● YOUR TASK
Copy each line exactly. Leave nothing out.

=== MATERIAL PROVIDED ===

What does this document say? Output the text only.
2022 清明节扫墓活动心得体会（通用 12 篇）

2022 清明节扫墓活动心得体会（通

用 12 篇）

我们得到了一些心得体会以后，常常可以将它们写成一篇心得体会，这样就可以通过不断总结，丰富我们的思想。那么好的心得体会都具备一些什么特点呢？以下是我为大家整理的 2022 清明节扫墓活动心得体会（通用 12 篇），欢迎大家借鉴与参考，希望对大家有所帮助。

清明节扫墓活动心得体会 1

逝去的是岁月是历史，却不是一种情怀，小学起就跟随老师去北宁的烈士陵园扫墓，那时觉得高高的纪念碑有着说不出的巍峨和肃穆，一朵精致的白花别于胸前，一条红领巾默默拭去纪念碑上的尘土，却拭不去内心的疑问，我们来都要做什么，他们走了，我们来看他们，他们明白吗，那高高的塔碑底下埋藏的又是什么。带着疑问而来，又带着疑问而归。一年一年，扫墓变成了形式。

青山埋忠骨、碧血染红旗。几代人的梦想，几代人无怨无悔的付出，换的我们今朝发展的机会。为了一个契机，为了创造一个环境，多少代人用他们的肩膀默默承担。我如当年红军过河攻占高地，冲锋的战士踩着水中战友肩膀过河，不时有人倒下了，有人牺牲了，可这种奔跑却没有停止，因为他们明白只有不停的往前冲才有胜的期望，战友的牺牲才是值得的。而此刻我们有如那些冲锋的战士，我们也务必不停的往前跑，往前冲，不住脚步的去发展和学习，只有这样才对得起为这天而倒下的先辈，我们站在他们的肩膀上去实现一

===

● RIGHT ANSWER
What does this document say? Output the text only.
2022 清明节扫墓活动心得体会（通用 12 篇）

2022 清明节扫墓活动心得体会（通

用 12 篇）

我们得到了一些心得体会以后，常常可以将它们写成一篇心得体会，这样就可以通过不断总结，丰富我们的思想。那么好的心得体会都具备一些什么特点呢？以下是我为大家整理的 2022 清明节扫墓活动心得体会（通用 12 篇），欢迎大家借鉴与参考，希望对大家有所帮助。

清明节扫墓活动心得体会 1

逝去的是岁月是历史，却不是一种情怀，小学起就跟随老师去北宁的烈士陵园扫墓，那时觉得高高的纪念碑有着说不出的巍峨和肃穆，一朵精致的白花别于胸前，一条红领巾默默拭去纪念碑上的尘土，却拭不去内心的疑问，我们来都要做什么，他们走了，我们来看他们，他们明白吗，那高高的塔碑底下埋藏的又是什么。带着疑问而来，又带着疑问而归。一年一年，扫墓变成了形式。

青山埋忠骨、碧血染红旗。几代人的梦想，几代人无怨无悔的付出，换的我们今朝发展的机会。为了一个契机，为了创造一个环境，多少代人用他们的肩膀默默承担。我如当年红军过河攻占高地，冲锋的战士踩着水中战友肩膀过河，不时有人倒下了，有人牺牲了，可这种奔跑却没有停止，因为他们明白只有不停的往前冲才有胜的期望，战友的牺牲才是值得的。而此刻我们有如那些冲锋的战士，我们也务必不停的往前跑，往前冲，不住脚步的去发展和学习，只有这样才对得起为这天而倒下的先辈，我们站在他们的肩膀上去实现一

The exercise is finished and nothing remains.